Extract each line containing the string "Kennwerte".
* start DATA *
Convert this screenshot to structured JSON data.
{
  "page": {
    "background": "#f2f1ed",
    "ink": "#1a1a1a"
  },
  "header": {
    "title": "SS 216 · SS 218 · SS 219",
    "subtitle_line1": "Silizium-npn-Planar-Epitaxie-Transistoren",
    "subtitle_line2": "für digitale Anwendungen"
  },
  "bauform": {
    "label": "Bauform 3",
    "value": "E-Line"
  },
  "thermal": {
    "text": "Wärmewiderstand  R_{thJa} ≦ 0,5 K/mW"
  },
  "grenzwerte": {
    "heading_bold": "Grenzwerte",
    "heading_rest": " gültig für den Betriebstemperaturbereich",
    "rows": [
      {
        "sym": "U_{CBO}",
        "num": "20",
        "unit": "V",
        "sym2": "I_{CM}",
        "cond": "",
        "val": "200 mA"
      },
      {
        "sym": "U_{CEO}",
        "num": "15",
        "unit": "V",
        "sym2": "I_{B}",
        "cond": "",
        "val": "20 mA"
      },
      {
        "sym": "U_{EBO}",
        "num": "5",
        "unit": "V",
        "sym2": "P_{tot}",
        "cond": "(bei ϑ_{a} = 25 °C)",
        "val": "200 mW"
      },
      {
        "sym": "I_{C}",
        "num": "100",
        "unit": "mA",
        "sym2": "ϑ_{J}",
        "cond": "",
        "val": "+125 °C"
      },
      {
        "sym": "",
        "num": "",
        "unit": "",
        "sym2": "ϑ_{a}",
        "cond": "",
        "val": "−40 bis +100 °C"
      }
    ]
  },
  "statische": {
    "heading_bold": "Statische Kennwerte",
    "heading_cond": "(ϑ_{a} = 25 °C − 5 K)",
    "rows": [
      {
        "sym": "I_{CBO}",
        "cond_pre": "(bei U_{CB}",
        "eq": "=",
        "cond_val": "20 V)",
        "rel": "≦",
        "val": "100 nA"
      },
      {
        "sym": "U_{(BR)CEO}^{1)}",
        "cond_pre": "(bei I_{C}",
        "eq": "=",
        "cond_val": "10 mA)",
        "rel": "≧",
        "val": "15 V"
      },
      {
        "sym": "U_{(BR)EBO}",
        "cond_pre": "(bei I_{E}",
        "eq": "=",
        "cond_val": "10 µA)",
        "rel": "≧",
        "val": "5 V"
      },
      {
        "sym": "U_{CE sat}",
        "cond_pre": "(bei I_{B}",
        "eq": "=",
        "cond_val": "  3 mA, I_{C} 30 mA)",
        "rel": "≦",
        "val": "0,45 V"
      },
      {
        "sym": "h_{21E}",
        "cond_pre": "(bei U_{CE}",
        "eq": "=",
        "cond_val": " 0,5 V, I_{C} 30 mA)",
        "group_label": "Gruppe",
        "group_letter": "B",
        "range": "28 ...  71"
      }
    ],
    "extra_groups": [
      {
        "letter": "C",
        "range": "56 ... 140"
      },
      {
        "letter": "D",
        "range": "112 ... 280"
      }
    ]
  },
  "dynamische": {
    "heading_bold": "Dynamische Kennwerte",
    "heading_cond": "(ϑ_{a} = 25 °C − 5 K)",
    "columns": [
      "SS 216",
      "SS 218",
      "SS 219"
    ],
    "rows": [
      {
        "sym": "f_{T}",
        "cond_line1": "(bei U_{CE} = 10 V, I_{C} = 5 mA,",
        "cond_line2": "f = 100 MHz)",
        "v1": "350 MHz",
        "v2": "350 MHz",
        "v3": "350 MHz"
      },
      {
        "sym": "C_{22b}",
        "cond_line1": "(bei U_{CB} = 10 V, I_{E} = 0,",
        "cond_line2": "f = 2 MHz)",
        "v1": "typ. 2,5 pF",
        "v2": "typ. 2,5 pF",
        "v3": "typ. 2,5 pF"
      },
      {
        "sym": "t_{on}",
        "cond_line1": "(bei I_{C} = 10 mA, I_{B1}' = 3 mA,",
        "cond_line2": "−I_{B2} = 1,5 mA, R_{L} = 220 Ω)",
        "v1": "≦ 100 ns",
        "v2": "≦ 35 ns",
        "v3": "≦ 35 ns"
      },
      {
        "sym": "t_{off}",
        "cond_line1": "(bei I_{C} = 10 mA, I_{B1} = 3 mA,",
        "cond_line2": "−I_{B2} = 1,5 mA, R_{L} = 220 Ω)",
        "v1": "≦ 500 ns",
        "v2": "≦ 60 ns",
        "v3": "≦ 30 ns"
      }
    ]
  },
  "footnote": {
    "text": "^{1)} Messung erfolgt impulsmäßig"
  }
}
* end DATA *
● SOLUTION FOR THIS EXERCISE
    "heading_bold": "Statische Kennwerte",
    "heading_bold": "Dynamische Kennwerte",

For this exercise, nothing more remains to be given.